What you should do >>
Each entry below should be returned exactly as is, with the pictures removed.

______

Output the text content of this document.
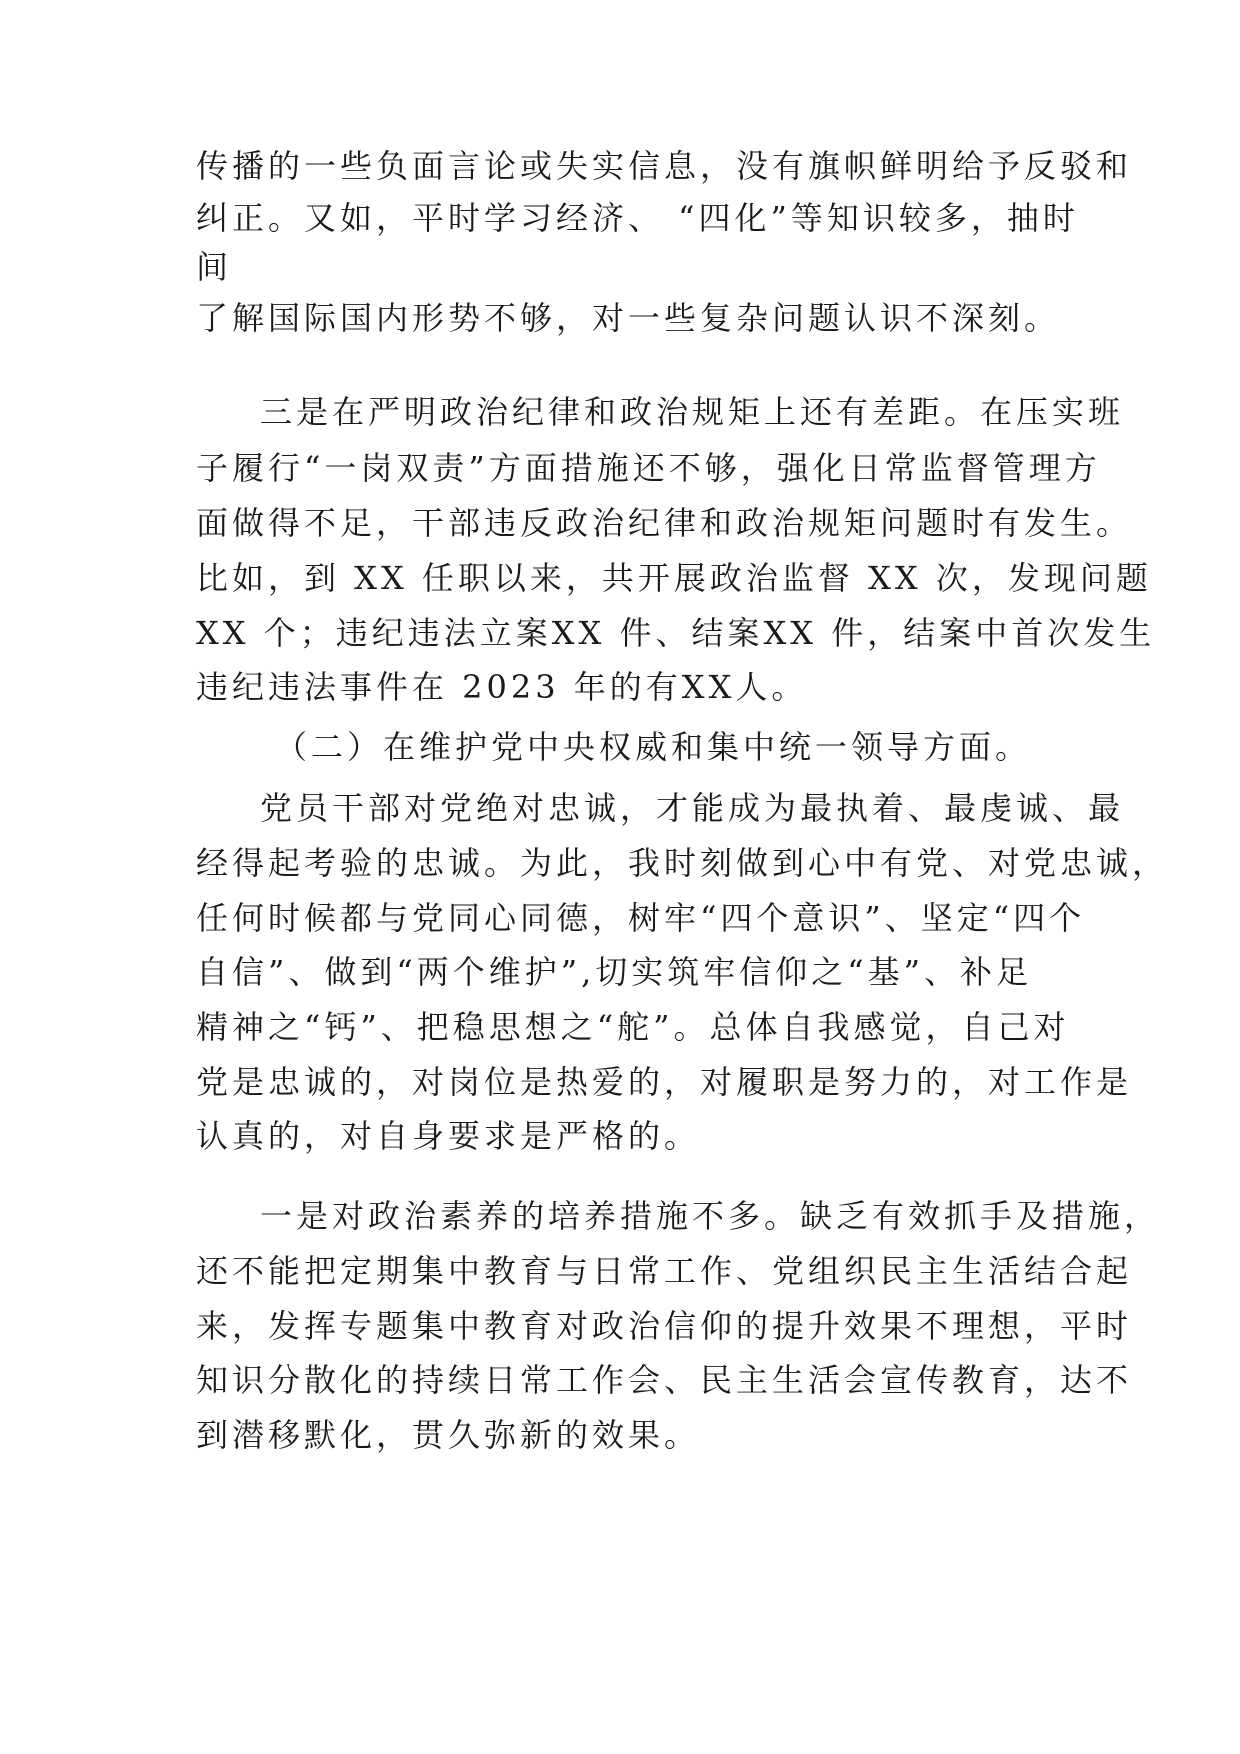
传播的一些负面言论或失实信息，没有旗帜鲜明给予反驳和

纠正。又如，平时学习经济、 “四化”等知识较多，抽时

间

了解国际国内形势不够，对一些复杂问题认识不深刻。

三是在严明政治纪律和政治规矩上还有差距。在压实班

子履行“一岗双责”方面措施还不够，强化日常监督管理方

面做得不足，干部违反政治纪律和政治规矩问题时有发生。

比如，到 XX 任职以来，共开展政治监督 XX 次，发现问题

XX 个；违纪违法立案XX 件、结案XX 件，结案中首次发生

违纪违法事件在 2023 年的有XX人。

（二）在维护党中央权威和集中统一领导方面。

党员干部对党绝对忠诚，才能成为最执着、最虔诚、最

经得起考验的忠诚。为此，我时刻做到心中有党、对党忠诚，

任何时候都与党同心同德，树牢“四个意识”、坚定“四个

自信”、做到“两个维护”,切实筑牢信仰之“基”、补足

精神之“钙”、把稳思想之“舵”。总体自我感觉，自己对

党是忠诚的，对岗位是热爱的，对履职是努力的，对工作是

认真的，对自身要求是严格的。

一是对政治素养的培养措施不多。缺乏有效抓手及措施，

还不能把定期集中教育与日常工作、党组织民主生活结合起

来，发挥专题集中教育对政治信仰的提升效果不理想，平时

知识分散化的持续日常工作会、民主生活会宣传教育，达不

到潜移默化，贯久弥新的效果。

______

Finished answer >>
Output the text content of this document.
传播的一些负面言论或失实信息，没有旗帜鲜明给予反驳和

纠正。又如，平时学习经济、 “四化”等知识较多，抽时

间

了解国际国内形势不够，对一些复杂问题认识不深刻。

三是在严明政治纪律和政治规矩上还有差距。在压实班

子履行“一岗双责”方面措施还不够，强化日常监督管理方

面做得不足，干部违反政治纪律和政治规矩问题时有发生。

比如，到 XX 任职以来，共开展政治监督 XX 次，发现问题

XX 个；违纪违法立案XX 件、结案XX 件，结案中首次发生

违纪违法事件在 2023 年的有XX人。

（二）在维护党中央权威和集中统一领导方面。

党员干部对党绝对忠诚，才能成为最执着、最虔诚、最

经得起考验的忠诚。为此，我时刻做到心中有党、对党忠诚，

任何时候都与党同心同德，树牢“四个意识”、坚定“四个

自信”、做到“两个维护”,切实筑牢信仰之“基”、补足

精神之“钙”、把稳思想之“舵”。总体自我感觉，自己对

党是忠诚的，对岗位是热爱的，对履职是努力的，对工作是

认真的，对自身要求是严格的。

一是对政治素养的培养措施不多。缺乏有效抓手及措施，

还不能把定期集中教育与日常工作、党组织民主生活结合起

来，发挥专题集中教育对政治信仰的提升效果不理想，平时

知识分散化的持续日常工作会、民主生活会宣传教育，达不

到潜移默化，贯久弥新的效果。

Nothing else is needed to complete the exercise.